= DATASET RECORDS =
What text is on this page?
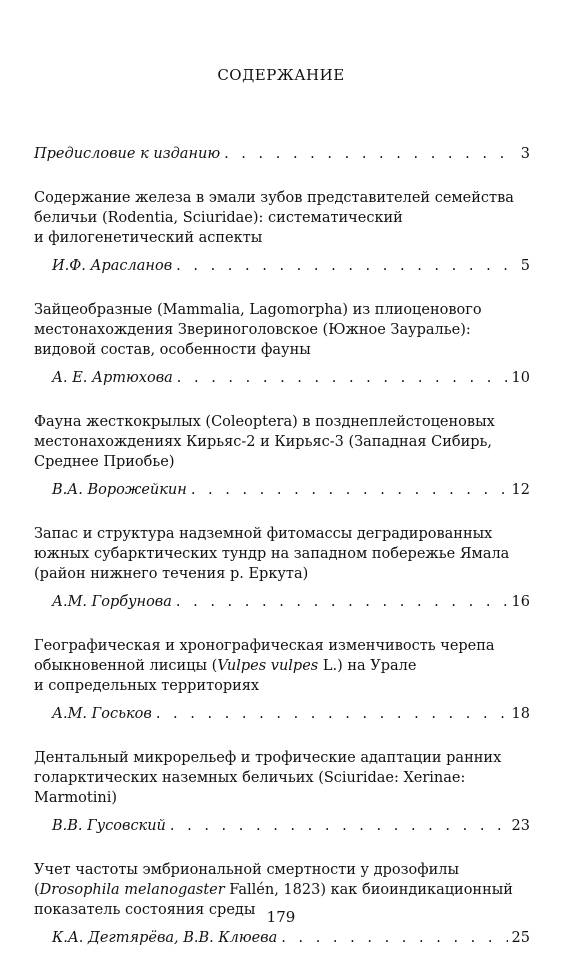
СОДЕРЖАНИЕ
Предисловие к изданию . . .	3
Содержание железа в эмали зубов представителей семейства
беличьи (Rodentia, Sciuridae): систематический
и филогенетический аспекты
И.Ф. Арасланов . . .	5
Зайцеобразные (Mammalia, Lagomorpha) из плиоценового
местонахождения Звериноголовское (Южное Зауралье):
видовой состав, особенности фауны
А. Е. Артюхова . . .	10
Фауна жесткокрылых (Coleoptera) в позднеплейстоценовых
местонахождениях Кирьяс-2 и Кирьяс-3 (Западная Сибирь,
Среднее Приобье)
В.А. Ворожейкин . . .	12
Запас и структура надземной фитомассы деградированных
южных субарктических тундр на западном побережье Ямала
(район нижнего течения р. Еркута)
А.М. Горбунова . . .	16
Географическая и хронографическая изменчивость черепа
обыкновенной лисицы (Vulpes vulpes L.) на Урале
и сопредельных территориях
А.М. Госьков . . .	18
Дентальный микрорельеф и трофические адаптации ранних
голарктических наземных беличьих (Sciuridae: Xerinae: Marmotini)
В.В. Гусовский . . .	23
Учет частоты эмбриональной смертности у дрозофилы
(Drosophila melanogaster Fallén, 1823) как биоиндикационный
показатель состояния среды
К.А. Дегтярёва, В.В. Клюева . . .	25
179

= GIVEN INSTRUCTION =
Exclude the images, then output the data above word for word.

= THE RESPONSE =
What text is on this page?
СОДЕРЖАНИЕ
Предисловие к изданию . . .	3
Содержание железа в эмали зубов представителей семейства
беличьи (Rodentia, Sciuridae): систематический
и филогенетический аспекты
И.Ф. Арасланов . . .	5
Зайцеобразные (Mammalia, Lagomorpha) из плиоценового
местонахождения Звериноголовское (Южное Зауралье):
видовой состав, особенности фауны
А. Е. Артюхова . . .	10
Фауна жесткокрылых (Coleoptera) в позднеплейстоценовых
местонахождениях Кирьяс-2 и Кирьяс-3 (Западная Сибирь,
Среднее Приобье)
В.А. Ворожейкин . . .	12
Запас и структура надземной фитомассы деградированных
южных субарктических тундр на западном побережье Ямала
(район нижнего течения р. Еркута)
А.М. Горбунова . . .	16
Географическая и хронографическая изменчивость черепа
обыкновенной лисицы (Vulpes vulpes L.) на Урале
и сопредельных территориях
А.М. Госьков . . .	18
Дентальный микрорельеф и трофические адаптации ранних
голарктических наземных беличьих (Sciuridae: Xerinae: Marmotini)
В.В. Гусовский . . .	23
Учет частоты эмбриональной смертности у дрозофилы
(Drosophila melanogaster Fallén, 1823) как биоиндикационный
показатель состояния среды
К.А. Дегтярёва, В.В. Клюева . . .	25
179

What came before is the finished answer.